Exercise details
Give a verbatim quotation of every record.

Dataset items
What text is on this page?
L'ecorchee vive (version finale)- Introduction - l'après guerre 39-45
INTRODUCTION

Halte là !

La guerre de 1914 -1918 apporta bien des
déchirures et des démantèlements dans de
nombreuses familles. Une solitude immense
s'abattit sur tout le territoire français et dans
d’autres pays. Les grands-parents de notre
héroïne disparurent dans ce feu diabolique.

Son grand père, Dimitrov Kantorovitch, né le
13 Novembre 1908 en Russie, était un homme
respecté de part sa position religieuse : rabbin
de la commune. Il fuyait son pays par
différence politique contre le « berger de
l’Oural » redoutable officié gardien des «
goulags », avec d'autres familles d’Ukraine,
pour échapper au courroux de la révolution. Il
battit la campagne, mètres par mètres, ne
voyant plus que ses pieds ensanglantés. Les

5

The completed task
What text is on this page?
L'ecorchee vive (version finale)- Introduction - l'après guerre 39-45
INTRODUCTION

Halte là !

La guerre de 1914 -1918 apporta bien des
déchirures et des démantèlements dans de
nombreuses familles. Une solitude immense
s'abattit sur tout le territoire français et dans
d’autres pays. Les grands-parents de notre
héroïne disparurent dans ce feu diabolique.

Son grand père, Dimitrov Kantorovitch, né le
13 Novembre 1908 en Russie, était un homme
respecté de part sa position religieuse : rabbin
de la commune. Il fuyait son pays par
différence politique contre le « berger de
l’Oural » redoutable officié gardien des «
goulags », avec d'autres familles d’Ukraine,
pour échapper au courroux de la révolution. Il
battit la campagne, mètres par mètres, ne
voyant plus que ses pieds ensanglantés. Les

5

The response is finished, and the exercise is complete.